### AVAILABLE DATA
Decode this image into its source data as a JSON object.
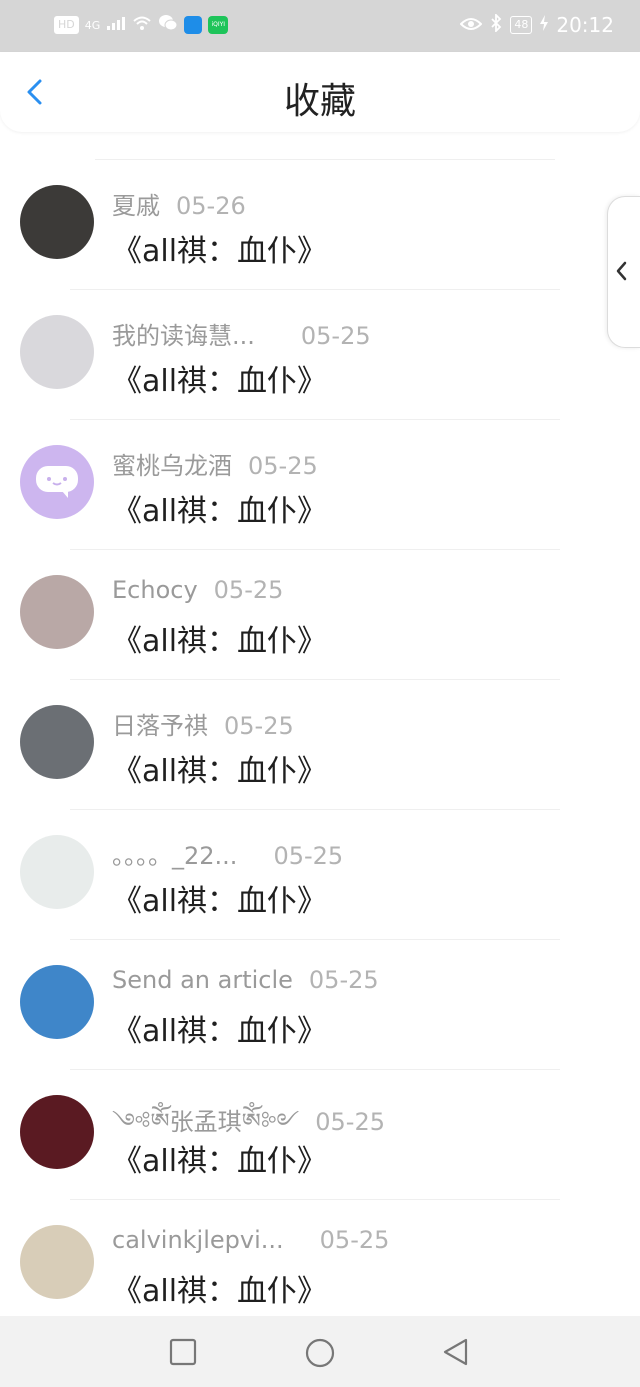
{
  "status_bar": {
    "hd": "HD",
    "network": "4G",
    "app_icon_label": "iQIYI",
    "battery": "48",
    "time": "20:12"
  },
  "header": {
    "title": "收藏",
    "back_icon": "chevron-left-icon"
  },
  "items": [
    {
      "user": "夏戚",
      "date": "05-26",
      "book": "《all祺：血仆》",
      "avatar_color": "#3c3a38"
    },
    {
      "user": "我的读诲慧...",
      "date": "05-25",
      "book": "《all祺：血仆》",
      "avatar_color": "#d9d8dc"
    },
    {
      "user": "蜜桃乌龙酒",
      "date": "05-25",
      "book": "《all祺：血仆》",
      "avatar_color": "#cdb6ef"
    },
    {
      "user": "Echocy",
      "date": "05-25",
      "book": "《all祺：血仆》",
      "avatar_color": "#b9a8a6"
    },
    {
      "user": "日落予祺",
      "date": "05-25",
      "book": "《all祺：血仆》",
      "avatar_color": "#6b6f74"
    },
    {
      "user": "。。。。_22...",
      "date": "05-25",
      "book": "《all祺：血仆》",
      "avatar_color": "#e8eceb"
    },
    {
      "user": "Send an article",
      "date": "05-25",
      "book": "《all祺：血仆》",
      "avatar_color": "#3f86c9"
    },
    {
      "user": "༺ༀ张孟琪ༀ༻",
      "date": "05-25",
      "book": "《all祺：血仆》",
      "avatar_color": "#5a1a22"
    },
    {
      "user": "calvinkjlepvi...",
      "date": "05-25",
      "book": "《all祺：血仆》",
      "avatar_color": "#d8cdb8"
    }
  ],
  "side_handle_icon": "chevron-left-icon",
  "nav": {
    "recent_icon": "square-icon",
    "home_icon": "circle-icon",
    "back_icon": "triangle-back-icon"
  },
  "colors": {
    "accent": "#2a8ff0",
    "status_bar_bg": "#d6d6d6",
    "nav_bar_bg": "#f2f2f2"
  }
}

### TASK REQUIREMENTS
Pull out all lines containing the word "user" from the entries above.

### RESPONSE TO THE TASK
      "user": "夏戚",
      "user": "我的读诲慧...",
      "user": "蜜桃乌龙酒",
      "user": "Echocy",
      "user": "日落予祺",
      "user": "。。。。_22...",
      "user": "Send an article",
      "user": "༺ༀ张孟琪ༀ༻",
      "user": "calvinkjlepvi...",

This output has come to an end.